■ **Problem description**
Transcribe all records exactly.

■ **Data supplied**
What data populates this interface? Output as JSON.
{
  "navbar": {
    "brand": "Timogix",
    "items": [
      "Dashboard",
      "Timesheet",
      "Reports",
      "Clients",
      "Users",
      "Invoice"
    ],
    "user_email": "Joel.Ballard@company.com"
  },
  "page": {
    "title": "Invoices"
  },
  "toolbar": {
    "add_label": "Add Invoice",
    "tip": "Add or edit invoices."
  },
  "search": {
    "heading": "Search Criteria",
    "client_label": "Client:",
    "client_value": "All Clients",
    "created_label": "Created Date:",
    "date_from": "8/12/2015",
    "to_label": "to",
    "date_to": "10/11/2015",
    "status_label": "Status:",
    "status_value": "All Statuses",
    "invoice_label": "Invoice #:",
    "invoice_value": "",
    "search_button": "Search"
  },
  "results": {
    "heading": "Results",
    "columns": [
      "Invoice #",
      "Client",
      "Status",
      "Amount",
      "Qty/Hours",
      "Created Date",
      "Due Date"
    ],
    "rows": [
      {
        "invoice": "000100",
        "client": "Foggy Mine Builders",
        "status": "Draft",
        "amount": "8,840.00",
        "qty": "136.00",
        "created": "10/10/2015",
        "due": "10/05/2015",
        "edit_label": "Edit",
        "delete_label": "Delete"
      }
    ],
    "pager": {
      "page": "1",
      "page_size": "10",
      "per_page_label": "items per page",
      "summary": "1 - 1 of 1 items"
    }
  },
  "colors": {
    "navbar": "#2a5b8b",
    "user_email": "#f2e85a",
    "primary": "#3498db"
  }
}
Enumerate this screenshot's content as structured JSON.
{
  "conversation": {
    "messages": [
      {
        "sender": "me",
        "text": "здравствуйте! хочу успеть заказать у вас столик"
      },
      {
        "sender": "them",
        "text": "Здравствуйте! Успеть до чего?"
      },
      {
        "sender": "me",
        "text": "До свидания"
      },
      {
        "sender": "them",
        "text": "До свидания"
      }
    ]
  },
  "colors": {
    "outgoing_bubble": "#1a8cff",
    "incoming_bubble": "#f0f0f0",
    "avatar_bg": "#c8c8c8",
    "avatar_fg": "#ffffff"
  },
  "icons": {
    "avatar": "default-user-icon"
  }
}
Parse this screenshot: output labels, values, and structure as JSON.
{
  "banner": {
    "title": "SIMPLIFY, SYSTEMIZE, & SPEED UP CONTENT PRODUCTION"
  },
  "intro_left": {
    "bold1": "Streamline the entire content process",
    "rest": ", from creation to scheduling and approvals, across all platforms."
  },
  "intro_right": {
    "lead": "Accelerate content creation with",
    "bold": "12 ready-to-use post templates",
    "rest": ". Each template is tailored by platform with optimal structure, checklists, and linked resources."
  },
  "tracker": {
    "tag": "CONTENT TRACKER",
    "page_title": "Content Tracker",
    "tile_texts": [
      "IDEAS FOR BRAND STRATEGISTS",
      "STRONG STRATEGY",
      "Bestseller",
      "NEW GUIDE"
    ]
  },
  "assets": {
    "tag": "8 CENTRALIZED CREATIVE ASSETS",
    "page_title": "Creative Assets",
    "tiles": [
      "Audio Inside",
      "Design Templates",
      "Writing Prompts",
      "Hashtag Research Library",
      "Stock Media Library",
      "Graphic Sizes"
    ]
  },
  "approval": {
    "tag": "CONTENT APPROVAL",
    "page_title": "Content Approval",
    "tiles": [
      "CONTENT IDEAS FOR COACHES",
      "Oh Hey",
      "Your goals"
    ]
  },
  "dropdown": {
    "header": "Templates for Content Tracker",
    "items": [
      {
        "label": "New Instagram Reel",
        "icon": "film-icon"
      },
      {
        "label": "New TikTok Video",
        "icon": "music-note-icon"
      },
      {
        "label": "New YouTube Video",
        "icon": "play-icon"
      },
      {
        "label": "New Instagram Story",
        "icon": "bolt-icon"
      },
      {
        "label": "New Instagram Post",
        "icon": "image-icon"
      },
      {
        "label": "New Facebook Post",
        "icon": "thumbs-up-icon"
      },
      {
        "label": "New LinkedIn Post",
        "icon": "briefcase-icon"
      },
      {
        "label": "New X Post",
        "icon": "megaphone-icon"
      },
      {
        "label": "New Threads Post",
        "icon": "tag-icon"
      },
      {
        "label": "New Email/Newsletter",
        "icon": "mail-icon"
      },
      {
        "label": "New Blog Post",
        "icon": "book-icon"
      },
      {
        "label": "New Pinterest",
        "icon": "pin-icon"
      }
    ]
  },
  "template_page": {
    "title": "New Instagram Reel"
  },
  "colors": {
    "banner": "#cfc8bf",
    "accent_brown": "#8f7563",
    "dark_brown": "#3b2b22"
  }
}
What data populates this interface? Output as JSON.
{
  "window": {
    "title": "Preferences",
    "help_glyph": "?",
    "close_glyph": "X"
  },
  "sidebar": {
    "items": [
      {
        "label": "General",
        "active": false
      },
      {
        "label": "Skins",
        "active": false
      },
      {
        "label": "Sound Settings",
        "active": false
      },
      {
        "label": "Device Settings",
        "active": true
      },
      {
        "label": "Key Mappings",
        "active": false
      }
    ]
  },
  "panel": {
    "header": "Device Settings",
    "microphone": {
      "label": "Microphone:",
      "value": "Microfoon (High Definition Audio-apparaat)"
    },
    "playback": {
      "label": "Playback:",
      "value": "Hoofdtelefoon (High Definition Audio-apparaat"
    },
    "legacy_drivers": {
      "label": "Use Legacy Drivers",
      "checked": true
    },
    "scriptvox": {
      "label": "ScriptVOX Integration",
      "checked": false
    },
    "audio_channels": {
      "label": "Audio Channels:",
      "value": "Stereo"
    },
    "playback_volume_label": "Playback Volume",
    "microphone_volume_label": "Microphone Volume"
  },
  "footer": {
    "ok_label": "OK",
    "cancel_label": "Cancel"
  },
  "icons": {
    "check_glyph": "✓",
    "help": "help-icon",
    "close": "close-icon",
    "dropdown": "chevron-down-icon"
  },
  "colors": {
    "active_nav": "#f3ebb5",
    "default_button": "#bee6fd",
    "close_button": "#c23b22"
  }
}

■ **Finished answer**
What data populates this interface? Output as JSON.
{
  "navbar": {
    "brand": "Timogix",
    "items": [
      "Dashboard",
      "Timesheet",
      "Reports",
      "Clients",
      "Users",
      "Invoice"
    ],
    "user_email": "Joel.Ballard@company.com"
  },
  "page": {
    "title": "Invoices"
  },
  "toolbar": {
    "add_label": "Add Invoice",
    "tip": "Add or edit invoices."
  },
  "search": {
    "heading": "Search Criteria",
    "client_label": "Client:",
    "client_value": "All Clients",
    "created_label": "Created Date:",
    "date_from": "8/12/2015",
    "to_label": "to",
    "date_to": "10/11/2015",
    "status_label": "Status:",
    "status_value": "All Statuses",
    "invoice_label": "Invoice #:",
    "invoice_value": "",
    "search_button": "Search"
  },
  "results": {
    "heading": "Results",
    "columns": [
      "Invoice #",
      "Client",
      "Status",
      "Amount",
      "Qty/Hours",
      "Created Date",
      "Due Date"
    ],
    "rows": [
      {
        "invoice": "000100",
        "client": "Foggy Mine Builders",
        "status": "Draft",
        "amount": "8,840.00",
        "qty": "136.00",
        "created": "10/10/2015",
        "due": "10/05/2015",
        "edit_label": "Edit",
        "delete_label": "Delete"
      }
    ],
    "pager": {
      "page": "1",
      "page_size": "10",
      "per_page_label": "items per page",
      "summary": "1 - 1 of 1 items"
    }
  },
  "colors": {
    "navbar": "#2a5b8b",
    "user_email": "#f2e85a",
    "primary": "#3498db"
  }
}
Enumerate this screenshot's content as structured JSON.
{
  "conversation": {
    "messages": [
      {
        "sender": "me",
        "text": "здравствуйте! хочу успеть заказать у вас столик"
      },
      {
        "sender": "them",
        "text": "Здравствуйте! Успеть до чего?"
      },
      {
        "sender": "me",
        "text": "До свидания"
      },
      {
        "sender": "them",
        "text": "До свидания"
      }
    ]
  },
  "colors": {
    "outgoing_bubble": "#1a8cff",
    "incoming_bubble": "#f0f0f0",
    "avatar_bg": "#c8c8c8",
    "avatar_fg": "#ffffff"
  },
  "icons": {
    "avatar": "default-user-icon"
  }
}
Parse this screenshot: output labels, values, and structure as JSON.
{
  "banner": {
    "title": "SIMPLIFY, SYSTEMIZE, & SPEED UP CONTENT PRODUCTION"
  },
  "intro_left": {
    "bold1": "Streamline the entire content process",
    "rest": ", from creation to scheduling and approvals, across all platforms."
  },
  "intro_right": {
    "lead": "Accelerate content creation with",
    "bold": "12 ready-to-use post templates",
    "rest": ". Each template is tailored by platform with optimal structure, checklists, and linked resources."
  },
  "tracker": {
    "tag": "CONTENT TRACKER",
    "page_title": "Content Tracker",
    "tile_texts": [
      "IDEAS FOR BRAND STRATEGISTS",
      "STRONG STRATEGY",
      "Bestseller",
      "NEW GUIDE"
    ]
  },
  "assets": {
    "tag": "8 CENTRALIZED CREATIVE ASSETS",
    "page_title": "Creative Assets",
    "tiles": [
      "Audio Inside",
      "Design Templates",
      "Writing Prompts",
      "Hashtag Research Library",
      "Stock Media Library",
      "Graphic Sizes"
    ]
  },
  "approval": {
    "tag": "CONTENT APPROVAL",
    "page_title": "Content Approval",
    "tiles": [
      "CONTENT IDEAS FOR COACHES",
      "Oh Hey",
      "Your goals"
    ]
  },
  "dropdown": {
    "header": "Templates for Content Tracker",
    "items": [
      {
        "label": "New Instagram Reel",
        "icon": "film-icon"
      },
      {
        "label": "New TikTok Video",
        "icon": "music-note-icon"
      },
      {
        "label": "New YouTube Video",
        "icon": "play-icon"
      },
      {
        "label": "New Instagram Story",
        "icon": "bolt-icon"
      },
      {
        "label": "New Instagram Post",
        "icon": "image-icon"
      },
      {
        "label": "New Facebook Post",
        "icon": "thumbs-up-icon"
      },
      {
        "label": "New LinkedIn Post",
        "icon": "briefcase-icon"
      },
      {
        "label": "New X Post",
        "icon": "megaphone-icon"
      },
      {
        "label": "New Threads Post",
        "icon": "tag-icon"
      },
      {
        "label": "New Email/Newsletter",
        "icon": "mail-icon"
      },
      {
        "label": "New Blog Post",
        "icon": "book-icon"
      },
      {
        "label": "New Pinterest",
        "icon": "pin-icon"
      }
    ]
  },
  "template_page": {
    "title": "New Instagram Reel"
  },
  "colors": {
    "banner": "#cfc8bf",
    "accent_brown": "#8f7563",
    "dark_brown": "#3b2b22"
  }
}
What data populates this interface? Output as JSON.
{
  "window": {
    "title": "Preferences",
    "help_glyph": "?",
    "close_glyph": "X"
  },
  "sidebar": {
    "items": [
      {
        "label": "General",
        "active": false
      },
      {
        "label": "Skins",
        "active": false
      },
      {
        "label": "Sound Settings",
        "active": false
      },
      {
        "label": "Device Settings",
        "active": true
      },
      {
        "label": "Key Mappings",
        "active": false
      }
    ]
  },
  "panel": {
    "header": "Device Settings",
    "microphone": {
      "label": "Microphone:",
      "value": "Microfoon (High Definition Audio-apparaat)"
    },
    "playback": {
      "label": "Playback:",
      "value": "Hoofdtelefoon (High Definition Audio-apparaat"
    },
    "legacy_drivers": {
      "label": "Use Legacy Drivers",
      "checked": true
    },
    "scriptvox": {
      "label": "ScriptVOX Integration",
      "checked": false
    },
    "audio_channels": {
      "label": "Audio Channels:",
      "value": "Stereo"
    },
    "playback_volume_label": "Playback Volume",
    "microphone_volume_label": "Microphone Volume"
  },
  "footer": {
    "ok_label": "OK",
    "cancel_label": "Cancel"
  },
  "icons": {
    "check_glyph": "✓",
    "help": "help-icon",
    "close": "close-icon",
    "dropdown": "chevron-down-icon"
  },
  "colors": {
    "active_nav": "#f3ebb5",
    "default_button": "#bee6fd",
    "close_button": "#c23b22"
  }
}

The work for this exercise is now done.